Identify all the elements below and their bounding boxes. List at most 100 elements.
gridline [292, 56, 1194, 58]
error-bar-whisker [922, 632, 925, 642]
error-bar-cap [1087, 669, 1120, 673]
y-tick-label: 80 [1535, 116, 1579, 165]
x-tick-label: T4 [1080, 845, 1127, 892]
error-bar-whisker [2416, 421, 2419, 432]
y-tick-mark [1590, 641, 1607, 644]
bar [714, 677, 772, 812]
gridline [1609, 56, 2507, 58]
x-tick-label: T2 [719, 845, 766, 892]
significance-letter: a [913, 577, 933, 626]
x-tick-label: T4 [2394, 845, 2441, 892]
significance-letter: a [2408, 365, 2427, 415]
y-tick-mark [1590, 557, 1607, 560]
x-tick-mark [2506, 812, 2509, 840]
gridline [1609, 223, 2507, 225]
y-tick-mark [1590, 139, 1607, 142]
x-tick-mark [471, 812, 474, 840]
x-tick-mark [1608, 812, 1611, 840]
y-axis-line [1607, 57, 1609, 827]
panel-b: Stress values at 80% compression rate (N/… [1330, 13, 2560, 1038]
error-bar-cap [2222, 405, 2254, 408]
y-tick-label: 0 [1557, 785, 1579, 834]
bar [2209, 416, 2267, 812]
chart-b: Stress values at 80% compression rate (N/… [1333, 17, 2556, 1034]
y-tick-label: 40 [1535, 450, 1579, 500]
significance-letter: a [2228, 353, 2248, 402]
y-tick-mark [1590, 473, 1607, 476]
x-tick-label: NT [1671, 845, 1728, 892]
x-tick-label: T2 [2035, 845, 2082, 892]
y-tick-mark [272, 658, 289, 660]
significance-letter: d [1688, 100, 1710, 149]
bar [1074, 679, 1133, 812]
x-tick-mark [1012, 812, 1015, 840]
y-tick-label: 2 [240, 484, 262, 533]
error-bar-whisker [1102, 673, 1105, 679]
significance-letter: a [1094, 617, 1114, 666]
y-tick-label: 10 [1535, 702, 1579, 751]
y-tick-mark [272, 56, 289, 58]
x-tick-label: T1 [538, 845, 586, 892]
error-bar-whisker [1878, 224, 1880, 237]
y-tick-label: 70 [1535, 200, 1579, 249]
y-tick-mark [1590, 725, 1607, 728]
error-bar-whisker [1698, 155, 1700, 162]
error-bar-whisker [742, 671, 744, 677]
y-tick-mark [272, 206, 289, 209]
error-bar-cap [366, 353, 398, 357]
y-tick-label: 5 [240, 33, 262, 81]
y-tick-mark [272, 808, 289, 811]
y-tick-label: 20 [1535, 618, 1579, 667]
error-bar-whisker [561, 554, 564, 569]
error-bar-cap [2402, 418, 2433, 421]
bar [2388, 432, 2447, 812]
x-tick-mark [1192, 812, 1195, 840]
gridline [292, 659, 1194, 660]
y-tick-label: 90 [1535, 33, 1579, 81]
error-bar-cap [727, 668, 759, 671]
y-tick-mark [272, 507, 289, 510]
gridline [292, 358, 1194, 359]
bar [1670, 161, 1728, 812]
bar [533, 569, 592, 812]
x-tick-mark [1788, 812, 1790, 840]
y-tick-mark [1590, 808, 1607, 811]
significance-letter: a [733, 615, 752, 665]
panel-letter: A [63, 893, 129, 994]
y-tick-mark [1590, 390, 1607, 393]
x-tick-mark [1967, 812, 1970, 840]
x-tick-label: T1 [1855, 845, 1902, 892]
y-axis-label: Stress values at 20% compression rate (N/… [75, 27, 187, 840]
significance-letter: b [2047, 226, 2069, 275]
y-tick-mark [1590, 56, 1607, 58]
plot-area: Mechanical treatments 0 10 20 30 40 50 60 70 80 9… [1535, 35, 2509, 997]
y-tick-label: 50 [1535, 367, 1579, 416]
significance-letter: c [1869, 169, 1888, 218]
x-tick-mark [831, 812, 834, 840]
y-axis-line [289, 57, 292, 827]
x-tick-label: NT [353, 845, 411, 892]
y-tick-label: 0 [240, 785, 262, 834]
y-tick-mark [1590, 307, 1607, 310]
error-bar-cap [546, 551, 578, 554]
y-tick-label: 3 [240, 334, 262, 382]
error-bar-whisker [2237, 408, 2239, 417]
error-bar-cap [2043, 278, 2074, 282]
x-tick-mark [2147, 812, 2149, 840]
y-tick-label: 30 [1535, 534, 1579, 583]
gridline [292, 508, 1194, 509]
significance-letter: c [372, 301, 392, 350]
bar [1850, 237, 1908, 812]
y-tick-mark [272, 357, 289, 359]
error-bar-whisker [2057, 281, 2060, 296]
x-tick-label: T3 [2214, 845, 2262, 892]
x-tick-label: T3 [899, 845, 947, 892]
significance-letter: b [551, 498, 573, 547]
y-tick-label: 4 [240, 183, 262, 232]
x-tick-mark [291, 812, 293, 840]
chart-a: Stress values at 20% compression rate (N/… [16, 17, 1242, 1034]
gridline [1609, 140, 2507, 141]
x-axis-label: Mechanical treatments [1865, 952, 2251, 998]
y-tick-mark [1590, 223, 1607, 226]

→ **Your instructions**:
Please set down everything from the first line of the entries above down to and including the line containing "y-tick-mark [1590, 139, 1607, 142]", with no changes.

→ **Task solution**:
Identify all the elements below and their bounding boxes. List at most 100 elements.
gridline [292, 56, 1194, 58]
error-bar-whisker [922, 632, 925, 642]
error-bar-cap [1087, 669, 1120, 673]
y-tick-label: 80 [1535, 116, 1579, 165]
x-tick-label: T4 [1080, 845, 1127, 892]
error-bar-whisker [2416, 421, 2419, 432]
y-tick-mark [1590, 641, 1607, 644]
bar [714, 677, 772, 812]
gridline [1609, 56, 2507, 58]
x-tick-label: T2 [719, 845, 766, 892]
significance-letter: a [913, 577, 933, 626]
x-tick-label: T4 [2394, 845, 2441, 892]
significance-letter: a [2408, 365, 2427, 415]
y-tick-mark [1590, 557, 1607, 560]
x-tick-mark [2506, 812, 2509, 840]
gridline [1609, 223, 2507, 225]
y-tick-mark [1590, 139, 1607, 142]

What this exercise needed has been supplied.